• [Problem statement] Exactly reproduce the lines that follow.

• [Records for the task]
● ● ● ●

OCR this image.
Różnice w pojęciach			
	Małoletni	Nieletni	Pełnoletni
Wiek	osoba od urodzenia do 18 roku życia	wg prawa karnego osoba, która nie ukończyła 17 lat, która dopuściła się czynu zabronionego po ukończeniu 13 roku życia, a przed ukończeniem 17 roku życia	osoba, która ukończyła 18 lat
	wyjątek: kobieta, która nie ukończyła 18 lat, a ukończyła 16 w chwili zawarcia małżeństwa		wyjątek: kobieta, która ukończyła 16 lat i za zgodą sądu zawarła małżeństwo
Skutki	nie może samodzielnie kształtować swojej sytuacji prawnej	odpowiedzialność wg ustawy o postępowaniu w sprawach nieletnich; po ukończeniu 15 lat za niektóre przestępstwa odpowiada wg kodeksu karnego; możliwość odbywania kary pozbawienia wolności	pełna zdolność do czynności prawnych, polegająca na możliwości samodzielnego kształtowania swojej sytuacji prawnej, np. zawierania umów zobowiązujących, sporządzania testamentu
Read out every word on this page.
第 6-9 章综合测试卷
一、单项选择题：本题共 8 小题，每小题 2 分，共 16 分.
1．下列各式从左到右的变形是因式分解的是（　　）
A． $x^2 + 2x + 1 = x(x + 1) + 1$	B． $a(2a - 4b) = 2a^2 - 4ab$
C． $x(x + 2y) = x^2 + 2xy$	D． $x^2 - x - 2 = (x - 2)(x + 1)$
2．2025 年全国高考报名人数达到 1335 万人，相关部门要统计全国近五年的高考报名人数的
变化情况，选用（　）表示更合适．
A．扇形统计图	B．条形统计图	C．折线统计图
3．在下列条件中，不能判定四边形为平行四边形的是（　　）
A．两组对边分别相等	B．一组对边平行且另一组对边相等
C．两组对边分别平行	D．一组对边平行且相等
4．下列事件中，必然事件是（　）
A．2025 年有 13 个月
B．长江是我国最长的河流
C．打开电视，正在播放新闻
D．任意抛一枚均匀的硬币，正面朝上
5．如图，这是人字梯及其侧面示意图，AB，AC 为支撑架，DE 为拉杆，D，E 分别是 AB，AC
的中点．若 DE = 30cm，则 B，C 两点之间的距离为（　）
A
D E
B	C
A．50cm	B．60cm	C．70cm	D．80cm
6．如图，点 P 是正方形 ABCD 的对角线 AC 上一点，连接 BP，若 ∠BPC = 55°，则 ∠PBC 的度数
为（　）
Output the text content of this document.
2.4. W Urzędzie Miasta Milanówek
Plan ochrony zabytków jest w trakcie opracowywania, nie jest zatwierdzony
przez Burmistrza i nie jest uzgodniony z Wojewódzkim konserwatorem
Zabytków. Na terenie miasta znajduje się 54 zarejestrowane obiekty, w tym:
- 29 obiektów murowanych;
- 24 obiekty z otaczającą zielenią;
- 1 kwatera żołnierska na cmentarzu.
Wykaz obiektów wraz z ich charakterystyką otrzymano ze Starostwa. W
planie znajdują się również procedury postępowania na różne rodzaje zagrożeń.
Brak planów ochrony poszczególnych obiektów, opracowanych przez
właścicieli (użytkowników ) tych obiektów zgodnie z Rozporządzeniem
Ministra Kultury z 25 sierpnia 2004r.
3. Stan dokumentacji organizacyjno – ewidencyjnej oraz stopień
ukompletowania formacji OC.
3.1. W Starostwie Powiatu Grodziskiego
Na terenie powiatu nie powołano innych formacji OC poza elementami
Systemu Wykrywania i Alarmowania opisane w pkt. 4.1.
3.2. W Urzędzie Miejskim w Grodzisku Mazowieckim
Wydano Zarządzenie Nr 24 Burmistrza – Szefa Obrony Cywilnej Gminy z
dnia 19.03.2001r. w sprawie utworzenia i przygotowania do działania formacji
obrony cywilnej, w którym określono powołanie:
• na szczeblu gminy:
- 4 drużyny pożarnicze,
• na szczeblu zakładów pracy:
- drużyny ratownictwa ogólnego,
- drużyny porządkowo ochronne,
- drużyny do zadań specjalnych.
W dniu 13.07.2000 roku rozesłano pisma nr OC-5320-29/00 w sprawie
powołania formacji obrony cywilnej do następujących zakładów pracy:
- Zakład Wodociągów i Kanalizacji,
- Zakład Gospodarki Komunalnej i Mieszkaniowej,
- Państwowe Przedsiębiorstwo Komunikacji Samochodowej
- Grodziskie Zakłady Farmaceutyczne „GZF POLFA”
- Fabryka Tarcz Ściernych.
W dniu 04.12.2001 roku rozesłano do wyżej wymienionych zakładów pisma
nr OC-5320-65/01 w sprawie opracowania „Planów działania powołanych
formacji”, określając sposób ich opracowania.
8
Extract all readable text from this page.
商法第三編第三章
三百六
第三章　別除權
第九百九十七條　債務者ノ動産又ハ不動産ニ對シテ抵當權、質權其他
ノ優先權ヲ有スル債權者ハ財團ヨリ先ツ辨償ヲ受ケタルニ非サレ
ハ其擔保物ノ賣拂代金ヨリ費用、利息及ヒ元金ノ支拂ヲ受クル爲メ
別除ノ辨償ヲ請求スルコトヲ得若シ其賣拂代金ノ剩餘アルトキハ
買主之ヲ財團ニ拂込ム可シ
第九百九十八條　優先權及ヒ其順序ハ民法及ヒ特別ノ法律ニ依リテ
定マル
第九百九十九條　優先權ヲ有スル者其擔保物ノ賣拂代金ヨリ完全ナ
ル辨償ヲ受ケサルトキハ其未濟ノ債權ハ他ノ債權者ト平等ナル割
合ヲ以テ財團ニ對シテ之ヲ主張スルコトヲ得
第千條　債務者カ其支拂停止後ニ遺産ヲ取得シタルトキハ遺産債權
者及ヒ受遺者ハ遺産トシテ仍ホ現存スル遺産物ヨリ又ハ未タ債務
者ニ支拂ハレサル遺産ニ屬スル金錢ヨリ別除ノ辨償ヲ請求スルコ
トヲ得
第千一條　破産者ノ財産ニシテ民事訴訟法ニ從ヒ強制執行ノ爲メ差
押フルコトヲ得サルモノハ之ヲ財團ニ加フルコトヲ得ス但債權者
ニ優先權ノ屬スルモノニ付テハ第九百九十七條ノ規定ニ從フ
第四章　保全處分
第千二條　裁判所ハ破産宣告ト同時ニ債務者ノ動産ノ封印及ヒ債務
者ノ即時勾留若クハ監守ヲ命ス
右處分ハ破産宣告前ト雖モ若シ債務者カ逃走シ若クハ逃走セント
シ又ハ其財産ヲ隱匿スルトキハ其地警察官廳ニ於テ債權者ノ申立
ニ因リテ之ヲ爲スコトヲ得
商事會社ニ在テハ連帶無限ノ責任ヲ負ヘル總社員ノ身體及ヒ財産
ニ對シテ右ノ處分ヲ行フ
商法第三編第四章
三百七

● ● ● ●

• [Result]
OCR this image.
Różnice w pojęciach			
	Małoletni	Nieletni	Pełnoletni
Wiek	osoba od urodzenia do 18 roku życia	wg prawa karnego osoba, która nie ukończyła 17 lat, która dopuściła się czynu zabronionego po ukończeniu 13 roku życia, a przed ukończeniem 17 roku życia	osoba, która ukończyła 18 lat
	wyjątek: kobieta, która nie ukończyła 18 lat, a ukończyła 16 w chwili zawarcia małżeństwa		wyjątek: kobieta, która ukończyła 16 lat i za zgodą sądu zawarła małżeństwo
Skutki	nie może samodzielnie kształtować swojej sytuacji prawnej	odpowiedzialność wg ustawy o postępowaniu w sprawach nieletnich; po ukończeniu 15 lat za niektóre przestępstwa odpowiada wg kodeksu karnego; możliwość odbywania kary pozbawienia wolności	pełna zdolność do czynności prawnych, polegająca na możliwości samodzielnego kształtowania swojej sytuacji prawnej, np. zawierania umów zobowiązujących, sporządzania testamentu
Read out every word on this page.
第 6-9 章综合测试卷
一、单项选择题：本题共 8 小题，每小题 2 分，共 16 分.
1．下列各式从左到右的变形是因式分解的是（　　）
A． $x^2 + 2x + 1 = x(x + 1) + 1$	B． $a(2a - 4b) = 2a^2 - 4ab$
C． $x(x + 2y) = x^2 + 2xy$	D． $x^2 - x - 2 = (x - 2)(x + 1)$
2．2025 年全国高考报名人数达到 1335 万人，相关部门要统计全国近五年的高考报名人数的
变化情况，选用（　）表示更合适．
A．扇形统计图	B．条形统计图	C．折线统计图
3．在下列条件中，不能判定四边形为平行四边形的是（　　）
A．两组对边分别相等	B．一组对边平行且另一组对边相等
C．两组对边分别平行	D．一组对边平行且相等
4．下列事件中，必然事件是（　）
A．2025 年有 13 个月
B．长江是我国最长的河流
C．打开电视，正在播放新闻
D．任意抛一枚均匀的硬币，正面朝上
5．如图，这是人字梯及其侧面示意图，AB，AC 为支撑架，DE 为拉杆，D，E 分别是 AB，AC
的中点．若 DE = 30cm，则 B，C 两点之间的距离为（　）
A
D E
B	C
A．50cm	B．60cm	C．70cm	D．80cm
6．如图，点 P 是正方形 ABCD 的对角线 AC 上一点，连接 BP，若 ∠BPC = 55°，则 ∠PBC 的度数
为（　）
Output the text content of this document.
2.4. W Urzędzie Miasta Milanówek
Plan ochrony zabytków jest w trakcie opracowywania, nie jest zatwierdzony
przez Burmistrza i nie jest uzgodniony z Wojewódzkim konserwatorem
Zabytków. Na terenie miasta znajduje się 54 zarejestrowane obiekty, w tym:
- 29 obiektów murowanych;
- 24 obiekty z otaczającą zielenią;
- 1 kwatera żołnierska na cmentarzu.
Wykaz obiektów wraz z ich charakterystyką otrzymano ze Starostwa. W
planie znajdują się również procedury postępowania na różne rodzaje zagrożeń.
Brak planów ochrony poszczególnych obiektów, opracowanych przez
właścicieli (użytkowników ) tych obiektów zgodnie z Rozporządzeniem
Ministra Kultury z 25 sierpnia 2004r.
3. Stan dokumentacji organizacyjno – ewidencyjnej oraz stopień
ukompletowania formacji OC.
3.1. W Starostwie Powiatu Grodziskiego
Na terenie powiatu nie powołano innych formacji OC poza elementami
Systemu Wykrywania i Alarmowania opisane w pkt. 4.1.
3.2. W Urzędzie Miejskim w Grodzisku Mazowieckim
Wydano Zarządzenie Nr 24 Burmistrza – Szefa Obrony Cywilnej Gminy z
dnia 19.03.2001r. w sprawie utworzenia i przygotowania do działania formacji
obrony cywilnej, w którym określono powołanie:
• na szczeblu gminy:
- 4 drużyny pożarnicze,
• na szczeblu zakładów pracy:
- drużyny ratownictwa ogólnego,
- drużyny porządkowo ochronne,
- drużyny do zadań specjalnych.
W dniu 13.07.2000 roku rozesłano pisma nr OC-5320-29/00 w sprawie
powołania formacji obrony cywilnej do następujących zakładów pracy:
- Zakład Wodociągów i Kanalizacji,
- Zakład Gospodarki Komunalnej i Mieszkaniowej,
- Państwowe Przedsiębiorstwo Komunikacji Samochodowej
- Grodziskie Zakłady Farmaceutyczne „GZF POLFA”
- Fabryka Tarcz Ściernych.
W dniu 04.12.2001 roku rozesłano do wyżej wymienionych zakładów pisma
nr OC-5320-65/01 w sprawie opracowania „Planów działania powołanych
formacji”, określając sposób ich opracowania.
8
Extract all readable text from this page.
商法第三編第三章
三百六
第三章　別除權
第九百九十七條　債務者ノ動産又ハ不動産ニ對シテ抵當權、質權其他
ノ優先權ヲ有スル債權者ハ財團ヨリ先ツ辨償ヲ受ケタルニ非サレ
ハ其擔保物ノ賣拂代金ヨリ費用、利息及ヒ元金ノ支拂ヲ受クル爲メ
別除ノ辨償ヲ請求スルコトヲ得若シ其賣拂代金ノ剩餘アルトキハ
買主之ヲ財團ニ拂込ム可シ
第九百九十八條　優先權及ヒ其順序ハ民法及ヒ特別ノ法律ニ依リテ
定マル
第九百九十九條　優先權ヲ有スル者其擔保物ノ賣拂代金ヨリ完全ナ
ル辨償ヲ受ケサルトキハ其未濟ノ債權ハ他ノ債權者ト平等ナル割
合ヲ以テ財團ニ對シテ之ヲ主張スルコトヲ得
第千條　債務者カ其支拂停止後ニ遺産ヲ取得シタルトキハ遺産債權
者及ヒ受遺者ハ遺産トシテ仍ホ現存スル遺産物ヨリ又ハ未タ債務
者ニ支拂ハレサル遺産ニ屬スル金錢ヨリ別除ノ辨償ヲ請求スルコ
トヲ得
第千一條　破産者ノ財産ニシテ民事訴訟法ニ從ヒ強制執行ノ爲メ差
押フルコトヲ得サルモノハ之ヲ財團ニ加フルコトヲ得ス但債權者
ニ優先權ノ屬スルモノニ付テハ第九百九十七條ノ規定ニ從フ
第四章　保全處分
第千二條　裁判所ハ破産宣告ト同時ニ債務者ノ動産ノ封印及ヒ債務
者ノ即時勾留若クハ監守ヲ命ス
右處分ハ破産宣告前ト雖モ若シ債務者カ逃走シ若クハ逃走セント
シ又ハ其財産ヲ隱匿スルトキハ其地警察官廳ニ於テ債權者ノ申立
ニ因リテ之ヲ爲スコトヲ得
商事會社ニ在テハ連帶無限ノ責任ヲ負ヘル總社員ノ身體及ヒ財産
ニ對シテ右ノ處分ヲ行フ
商法第三編第四章
三百七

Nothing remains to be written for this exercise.